▶ Passage to read
=== Section Start ===

As argued by First and Merchants “[t]he reasonable period of time suggested by the capital debtor’s evidence is twelve and three-quarters years and this could only be accomplished if First and Merchants were willing to subordinate its lien position to a first mortgage, forgive all the accrued interest to date, and accept interest at the rate of 8% per annum in the future.” Such a result is not the protection contemplated by Title 11, U.S.C.A. § 868(1). Consequently, appellant, County Green Limited Partnership, has failed to establish that it is entitled to a stay, and pursuant to 12-43(d) of the Rules of Bankruptcy under Chapter XII, the Bankruptcy Court properly lifted the stay.
For the above stated reasons, the opinion of the Bankruptcy Court is affirmed.

=== Section End ===

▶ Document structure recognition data
=== Section Start ===

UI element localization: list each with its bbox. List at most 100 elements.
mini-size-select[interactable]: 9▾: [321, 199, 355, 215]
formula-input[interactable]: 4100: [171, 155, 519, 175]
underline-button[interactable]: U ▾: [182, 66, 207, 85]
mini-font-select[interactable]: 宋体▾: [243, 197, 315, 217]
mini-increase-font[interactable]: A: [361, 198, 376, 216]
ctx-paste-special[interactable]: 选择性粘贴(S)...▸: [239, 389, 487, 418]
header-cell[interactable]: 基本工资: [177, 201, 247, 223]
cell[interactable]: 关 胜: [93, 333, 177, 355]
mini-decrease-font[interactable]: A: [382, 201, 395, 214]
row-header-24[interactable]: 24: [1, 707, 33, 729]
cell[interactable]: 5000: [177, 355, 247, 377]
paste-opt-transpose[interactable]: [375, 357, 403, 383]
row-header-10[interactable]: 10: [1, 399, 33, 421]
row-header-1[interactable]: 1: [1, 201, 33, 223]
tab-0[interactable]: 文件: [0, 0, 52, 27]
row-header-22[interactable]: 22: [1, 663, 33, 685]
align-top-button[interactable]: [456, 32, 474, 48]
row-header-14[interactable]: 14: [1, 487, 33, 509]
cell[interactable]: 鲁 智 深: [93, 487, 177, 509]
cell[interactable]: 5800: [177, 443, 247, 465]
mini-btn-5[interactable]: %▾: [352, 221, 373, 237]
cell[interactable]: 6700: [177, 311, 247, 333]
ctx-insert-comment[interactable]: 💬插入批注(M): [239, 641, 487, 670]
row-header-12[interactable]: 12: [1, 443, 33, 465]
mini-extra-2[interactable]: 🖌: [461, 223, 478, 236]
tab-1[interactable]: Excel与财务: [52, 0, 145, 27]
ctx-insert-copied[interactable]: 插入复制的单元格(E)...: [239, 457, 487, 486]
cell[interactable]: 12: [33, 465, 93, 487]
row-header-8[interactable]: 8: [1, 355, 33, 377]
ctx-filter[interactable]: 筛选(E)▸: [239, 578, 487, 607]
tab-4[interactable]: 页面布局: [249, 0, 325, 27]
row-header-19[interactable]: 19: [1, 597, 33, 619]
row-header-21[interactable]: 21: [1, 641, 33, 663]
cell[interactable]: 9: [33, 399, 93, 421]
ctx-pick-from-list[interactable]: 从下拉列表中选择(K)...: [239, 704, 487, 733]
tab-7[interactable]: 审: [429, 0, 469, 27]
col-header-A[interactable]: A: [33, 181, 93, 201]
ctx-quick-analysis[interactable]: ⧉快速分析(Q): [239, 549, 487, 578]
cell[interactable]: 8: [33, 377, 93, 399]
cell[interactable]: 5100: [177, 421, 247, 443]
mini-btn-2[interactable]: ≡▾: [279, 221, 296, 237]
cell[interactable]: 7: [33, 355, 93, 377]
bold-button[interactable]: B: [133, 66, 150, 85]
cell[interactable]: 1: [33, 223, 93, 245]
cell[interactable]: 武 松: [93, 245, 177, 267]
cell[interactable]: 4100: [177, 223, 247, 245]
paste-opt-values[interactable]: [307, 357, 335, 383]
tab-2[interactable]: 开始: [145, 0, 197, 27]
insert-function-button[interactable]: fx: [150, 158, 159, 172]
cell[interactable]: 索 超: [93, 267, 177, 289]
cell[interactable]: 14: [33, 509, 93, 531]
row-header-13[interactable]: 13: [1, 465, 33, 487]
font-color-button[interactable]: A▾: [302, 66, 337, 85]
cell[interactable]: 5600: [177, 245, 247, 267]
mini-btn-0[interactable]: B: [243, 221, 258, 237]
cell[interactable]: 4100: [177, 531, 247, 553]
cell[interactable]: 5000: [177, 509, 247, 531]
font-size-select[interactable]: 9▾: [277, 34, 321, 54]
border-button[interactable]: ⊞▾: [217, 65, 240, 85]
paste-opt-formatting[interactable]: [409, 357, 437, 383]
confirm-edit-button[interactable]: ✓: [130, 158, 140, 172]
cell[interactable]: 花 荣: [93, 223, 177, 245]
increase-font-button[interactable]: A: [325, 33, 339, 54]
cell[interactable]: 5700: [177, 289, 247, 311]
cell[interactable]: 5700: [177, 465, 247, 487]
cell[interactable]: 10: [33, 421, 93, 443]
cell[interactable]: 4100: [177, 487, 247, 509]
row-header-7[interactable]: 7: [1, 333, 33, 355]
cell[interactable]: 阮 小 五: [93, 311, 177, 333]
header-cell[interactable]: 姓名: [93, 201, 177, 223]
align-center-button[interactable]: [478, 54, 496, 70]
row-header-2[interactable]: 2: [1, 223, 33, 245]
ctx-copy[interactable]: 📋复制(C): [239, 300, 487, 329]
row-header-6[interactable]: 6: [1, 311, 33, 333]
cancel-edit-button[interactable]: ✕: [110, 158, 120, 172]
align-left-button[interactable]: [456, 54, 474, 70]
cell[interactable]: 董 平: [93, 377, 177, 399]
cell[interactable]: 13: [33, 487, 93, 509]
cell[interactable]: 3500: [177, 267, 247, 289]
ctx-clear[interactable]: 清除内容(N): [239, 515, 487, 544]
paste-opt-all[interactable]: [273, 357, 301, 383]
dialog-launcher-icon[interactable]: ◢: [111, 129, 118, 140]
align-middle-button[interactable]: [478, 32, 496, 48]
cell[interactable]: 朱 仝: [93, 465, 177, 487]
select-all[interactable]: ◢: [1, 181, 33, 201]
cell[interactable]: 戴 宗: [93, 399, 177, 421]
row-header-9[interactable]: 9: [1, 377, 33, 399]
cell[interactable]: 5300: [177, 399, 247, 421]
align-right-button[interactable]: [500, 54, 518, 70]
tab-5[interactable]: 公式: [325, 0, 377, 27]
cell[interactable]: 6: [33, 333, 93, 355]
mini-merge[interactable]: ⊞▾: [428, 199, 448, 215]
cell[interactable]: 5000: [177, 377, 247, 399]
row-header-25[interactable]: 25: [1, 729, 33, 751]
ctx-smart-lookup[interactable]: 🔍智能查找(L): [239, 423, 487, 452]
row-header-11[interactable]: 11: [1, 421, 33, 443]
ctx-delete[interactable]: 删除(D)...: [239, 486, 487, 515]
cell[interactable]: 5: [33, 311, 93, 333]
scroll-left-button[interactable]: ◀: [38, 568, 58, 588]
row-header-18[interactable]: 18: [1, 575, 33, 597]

=== Section End ===

▶ Brief
In the court passage about the bankruptcy stay, at what interest rate would First and Merchants have had to accept future interest under the capital debtor's plan?

▶ Response area
8% per annum.